■ **Stored rows**:
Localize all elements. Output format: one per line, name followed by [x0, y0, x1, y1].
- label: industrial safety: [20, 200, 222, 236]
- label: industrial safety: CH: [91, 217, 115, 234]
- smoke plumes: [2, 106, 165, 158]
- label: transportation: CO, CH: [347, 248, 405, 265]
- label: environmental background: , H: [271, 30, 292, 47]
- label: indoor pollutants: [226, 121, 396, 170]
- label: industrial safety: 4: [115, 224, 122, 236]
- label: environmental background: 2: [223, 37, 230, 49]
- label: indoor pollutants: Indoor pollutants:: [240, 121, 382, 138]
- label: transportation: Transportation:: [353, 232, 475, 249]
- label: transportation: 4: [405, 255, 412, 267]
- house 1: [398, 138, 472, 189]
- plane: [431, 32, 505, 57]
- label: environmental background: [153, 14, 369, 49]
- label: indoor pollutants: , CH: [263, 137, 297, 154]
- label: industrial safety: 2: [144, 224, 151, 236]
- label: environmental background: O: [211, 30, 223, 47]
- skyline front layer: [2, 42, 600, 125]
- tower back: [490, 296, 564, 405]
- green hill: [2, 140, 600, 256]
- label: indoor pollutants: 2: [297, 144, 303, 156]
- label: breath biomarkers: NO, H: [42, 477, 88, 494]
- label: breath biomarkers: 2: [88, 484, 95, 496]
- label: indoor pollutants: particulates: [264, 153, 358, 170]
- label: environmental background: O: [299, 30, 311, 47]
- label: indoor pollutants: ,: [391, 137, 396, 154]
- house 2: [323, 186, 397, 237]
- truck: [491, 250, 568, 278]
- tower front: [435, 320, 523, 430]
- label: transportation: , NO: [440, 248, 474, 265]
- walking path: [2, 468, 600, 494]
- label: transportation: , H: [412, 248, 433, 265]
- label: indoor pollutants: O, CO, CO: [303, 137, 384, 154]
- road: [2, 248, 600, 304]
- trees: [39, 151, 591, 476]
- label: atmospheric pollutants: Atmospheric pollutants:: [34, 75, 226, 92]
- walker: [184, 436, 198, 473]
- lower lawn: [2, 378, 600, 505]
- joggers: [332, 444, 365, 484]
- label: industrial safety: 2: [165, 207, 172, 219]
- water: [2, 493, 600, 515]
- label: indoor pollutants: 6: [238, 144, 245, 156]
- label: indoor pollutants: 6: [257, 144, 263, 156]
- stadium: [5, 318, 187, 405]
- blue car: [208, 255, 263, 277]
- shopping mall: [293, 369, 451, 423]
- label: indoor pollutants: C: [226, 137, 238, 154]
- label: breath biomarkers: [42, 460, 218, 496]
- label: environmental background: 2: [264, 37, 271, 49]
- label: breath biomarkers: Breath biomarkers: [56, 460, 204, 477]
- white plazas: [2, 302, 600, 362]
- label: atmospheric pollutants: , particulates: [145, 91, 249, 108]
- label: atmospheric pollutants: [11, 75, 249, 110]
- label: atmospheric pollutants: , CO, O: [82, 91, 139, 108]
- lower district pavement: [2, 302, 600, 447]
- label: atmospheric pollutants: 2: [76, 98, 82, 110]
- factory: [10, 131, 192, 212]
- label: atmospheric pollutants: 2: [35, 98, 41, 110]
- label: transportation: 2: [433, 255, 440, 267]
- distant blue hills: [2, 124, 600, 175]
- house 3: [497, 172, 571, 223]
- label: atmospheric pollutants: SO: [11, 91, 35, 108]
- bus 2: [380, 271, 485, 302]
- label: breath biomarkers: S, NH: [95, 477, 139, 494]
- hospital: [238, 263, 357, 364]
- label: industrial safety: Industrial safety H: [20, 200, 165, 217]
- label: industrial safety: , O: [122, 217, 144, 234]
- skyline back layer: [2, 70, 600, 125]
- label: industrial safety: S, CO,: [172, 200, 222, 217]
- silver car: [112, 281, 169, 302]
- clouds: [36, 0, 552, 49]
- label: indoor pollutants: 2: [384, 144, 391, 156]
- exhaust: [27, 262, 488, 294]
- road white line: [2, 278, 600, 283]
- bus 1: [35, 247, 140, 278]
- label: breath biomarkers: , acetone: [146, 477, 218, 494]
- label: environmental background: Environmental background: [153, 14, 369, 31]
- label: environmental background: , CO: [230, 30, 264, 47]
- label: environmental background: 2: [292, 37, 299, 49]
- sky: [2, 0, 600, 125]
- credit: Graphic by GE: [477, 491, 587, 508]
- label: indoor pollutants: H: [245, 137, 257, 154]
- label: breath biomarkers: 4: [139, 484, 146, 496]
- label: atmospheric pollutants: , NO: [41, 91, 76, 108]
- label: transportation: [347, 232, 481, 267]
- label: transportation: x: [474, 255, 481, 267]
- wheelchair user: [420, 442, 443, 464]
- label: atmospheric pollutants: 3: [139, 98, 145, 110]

■ **Exercise prompt**: Rewrite all the records above, switching every instance of "joggers" to "runners" and leaving everything else unchanged.

■ **Response below**:
Localize all elements. Output format: one per line, name followed by [x0, y0, x1, y1].
- label: industrial safety: [20, 200, 222, 236]
- label: industrial safety: CH: [91, 217, 115, 234]
- smoke plumes: [2, 106, 165, 158]
- label: transportation: CO, CH: [347, 248, 405, 265]
- label: environmental background: , H: [271, 30, 292, 47]
- label: indoor pollutants: [226, 121, 396, 170]
- label: industrial safety: 4: [115, 224, 122, 236]
- label: environmental background: 2: [223, 37, 230, 49]
- label: indoor pollutants: Indoor pollutants:: [240, 121, 382, 138]
- label: transportation: Transportation:: [353, 232, 475, 249]
- label: transportation: 4: [405, 255, 412, 267]
- house 1: [398, 138, 472, 189]
- plane: [431, 32, 505, 57]
- label: environmental background: [153, 14, 369, 49]
- label: indoor pollutants: , CH: [263, 137, 297, 154]
- label: industrial safety: 2: [144, 224, 151, 236]
- label: environmental background: O: [211, 30, 223, 47]
- skyline front layer: [2, 42, 600, 125]
- tower back: [490, 296, 564, 405]
- green hill: [2, 140, 600, 256]
- label: indoor pollutants: 2: [297, 144, 303, 156]
- label: breath biomarkers: NO, H: [42, 477, 88, 494]
- label: breath biomarkers: 2: [88, 484, 95, 496]
- label: indoor pollutants: particulates: [264, 153, 358, 170]
- label: environmental background: O: [299, 30, 311, 47]
- label: indoor pollutants: ,: [391, 137, 396, 154]
- house 2: [323, 186, 397, 237]
- truck: [491, 250, 568, 278]
- tower front: [435, 320, 523, 430]
- label: transportation: , NO: [440, 248, 474, 265]
- walking path: [2, 468, 600, 494]
- label: transportation: , H: [412, 248, 433, 265]
- label: indoor pollutants: O, CO, CO: [303, 137, 384, 154]
- road: [2, 248, 600, 304]
- trees: [39, 151, 591, 476]
- label: atmospheric pollutants: Atmospheric pollutants:: [34, 75, 226, 92]
- walker: [184, 436, 198, 473]
- lower lawn: [2, 378, 600, 505]
- runners: [332, 444, 365, 484]
- label: industrial safety: 2: [165, 207, 172, 219]
- water: [2, 493, 600, 515]
- label: indoor pollutants: 6: [238, 144, 245, 156]
- label: indoor pollutants: 6: [257, 144, 263, 156]
- stadium: [5, 318, 187, 405]
- blue car: [208, 255, 263, 277]
- shopping mall: [293, 369, 451, 423]
- label: indoor pollutants: C: [226, 137, 238, 154]
- label: breath biomarkers: [42, 460, 218, 496]
- label: environmental background: 2: [264, 37, 271, 49]
- label: breath biomarkers: Breath biomarkers: [56, 460, 204, 477]
- white plazas: [2, 302, 600, 362]
- label: atmospheric pollutants: , particulates: [145, 91, 249, 108]
- label: atmospheric pollutants: [11, 75, 249, 110]
- label: atmospheric pollutants: , CO, O: [82, 91, 139, 108]
- lower district pavement: [2, 302, 600, 447]
- label: atmospheric pollutants: 2: [76, 98, 82, 110]
- factory: [10, 131, 192, 212]
- label: atmospheric pollutants: 2: [35, 98, 41, 110]
- label: transportation: 2: [433, 255, 440, 267]
- distant blue hills: [2, 124, 600, 175]
- house 3: [497, 172, 571, 223]
- label: atmospheric pollutants: SO: [11, 91, 35, 108]
- bus 2: [380, 271, 485, 302]
- label: breath biomarkers: S, NH: [95, 477, 139, 494]
- hospital: [238, 263, 357, 364]
- label: industrial safety: Industrial safety H: [20, 200, 165, 217]
- label: industrial safety: , O: [122, 217, 144, 234]
- skyline back layer: [2, 70, 600, 125]
- label: industrial safety: S, CO,: [172, 200, 222, 217]
- silver car: [112, 281, 169, 302]
- clouds: [36, 0, 552, 49]
- label: indoor pollutants: 2: [384, 144, 391, 156]
- exhaust: [27, 262, 488, 294]
- road white line: [2, 278, 600, 283]
- bus 1: [35, 247, 140, 278]
- label: breath biomarkers: , acetone: [146, 477, 218, 494]
- label: environmental background: Environmental background: [153, 14, 369, 31]
- label: environmental background: , CO: [230, 30, 264, 47]
- label: environmental background: 2: [292, 37, 299, 49]
- sky: [2, 0, 600, 125]
- credit: Graphic by GE: [477, 491, 587, 508]
- label: indoor pollutants: H: [245, 137, 257, 154]
- label: breath biomarkers: 4: [139, 484, 146, 496]
- label: atmospheric pollutants: , NO: [41, 91, 76, 108]
- label: transportation: [347, 232, 481, 267]
- label: transportation: x: [474, 255, 481, 267]
- wheelchair user: [420, 442, 443, 464]
- label: atmospheric pollutants: 3: [139, 98, 145, 110]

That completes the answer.